## Work to complete:
Report all lines holding "ćwiczyć".

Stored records
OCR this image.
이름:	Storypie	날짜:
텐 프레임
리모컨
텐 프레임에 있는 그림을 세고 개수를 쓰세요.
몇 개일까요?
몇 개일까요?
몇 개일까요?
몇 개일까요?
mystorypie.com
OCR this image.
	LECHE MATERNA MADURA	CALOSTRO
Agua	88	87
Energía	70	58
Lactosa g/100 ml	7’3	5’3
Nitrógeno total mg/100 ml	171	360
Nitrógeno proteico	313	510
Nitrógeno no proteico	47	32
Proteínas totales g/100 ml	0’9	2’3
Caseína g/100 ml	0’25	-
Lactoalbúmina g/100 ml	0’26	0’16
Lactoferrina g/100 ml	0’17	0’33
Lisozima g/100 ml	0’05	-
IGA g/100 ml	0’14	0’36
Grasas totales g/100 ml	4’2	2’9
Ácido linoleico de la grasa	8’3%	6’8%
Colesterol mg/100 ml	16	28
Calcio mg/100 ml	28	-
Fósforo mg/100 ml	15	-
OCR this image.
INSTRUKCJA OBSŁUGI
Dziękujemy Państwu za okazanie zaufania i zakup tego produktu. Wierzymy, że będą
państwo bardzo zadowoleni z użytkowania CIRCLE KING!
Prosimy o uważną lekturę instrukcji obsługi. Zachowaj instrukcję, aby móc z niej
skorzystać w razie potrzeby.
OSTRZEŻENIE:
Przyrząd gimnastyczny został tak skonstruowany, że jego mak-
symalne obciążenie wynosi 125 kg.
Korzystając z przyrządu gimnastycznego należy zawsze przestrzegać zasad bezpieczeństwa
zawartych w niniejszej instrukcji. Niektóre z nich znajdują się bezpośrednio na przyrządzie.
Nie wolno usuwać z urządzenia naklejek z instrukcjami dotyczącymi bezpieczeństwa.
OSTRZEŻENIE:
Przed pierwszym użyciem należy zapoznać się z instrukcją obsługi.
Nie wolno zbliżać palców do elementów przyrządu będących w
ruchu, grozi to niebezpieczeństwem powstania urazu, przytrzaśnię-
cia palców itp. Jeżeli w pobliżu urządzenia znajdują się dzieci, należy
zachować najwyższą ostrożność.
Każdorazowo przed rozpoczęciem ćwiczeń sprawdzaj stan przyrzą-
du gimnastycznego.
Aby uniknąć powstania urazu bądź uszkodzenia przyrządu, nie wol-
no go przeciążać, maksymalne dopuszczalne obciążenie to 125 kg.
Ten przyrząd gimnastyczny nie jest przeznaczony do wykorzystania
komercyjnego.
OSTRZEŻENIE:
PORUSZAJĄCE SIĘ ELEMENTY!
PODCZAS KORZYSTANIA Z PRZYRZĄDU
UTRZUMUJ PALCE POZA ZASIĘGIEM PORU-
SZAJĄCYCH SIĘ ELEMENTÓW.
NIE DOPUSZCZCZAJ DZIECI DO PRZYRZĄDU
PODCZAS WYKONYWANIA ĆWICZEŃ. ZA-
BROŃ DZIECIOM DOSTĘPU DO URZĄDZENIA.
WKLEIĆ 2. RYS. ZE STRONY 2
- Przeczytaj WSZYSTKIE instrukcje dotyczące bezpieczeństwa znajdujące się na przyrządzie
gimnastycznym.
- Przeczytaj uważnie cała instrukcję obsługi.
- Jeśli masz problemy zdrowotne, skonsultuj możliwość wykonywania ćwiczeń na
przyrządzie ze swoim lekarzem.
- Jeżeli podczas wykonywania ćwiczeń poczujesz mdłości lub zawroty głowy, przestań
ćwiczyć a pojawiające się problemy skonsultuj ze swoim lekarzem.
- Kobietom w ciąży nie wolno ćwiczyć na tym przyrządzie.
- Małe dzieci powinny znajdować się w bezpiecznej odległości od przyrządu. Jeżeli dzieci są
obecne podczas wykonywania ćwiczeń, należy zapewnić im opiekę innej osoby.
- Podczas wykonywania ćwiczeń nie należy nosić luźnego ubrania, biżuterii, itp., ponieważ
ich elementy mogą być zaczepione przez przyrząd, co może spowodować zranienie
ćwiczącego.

## Task output:
ćwiczyć a pojawiające się problemy skonsultuj ze swoim lekarzem.
- Kobietom w ciąży nie wolno ćwiczyć na tym przyrządzie.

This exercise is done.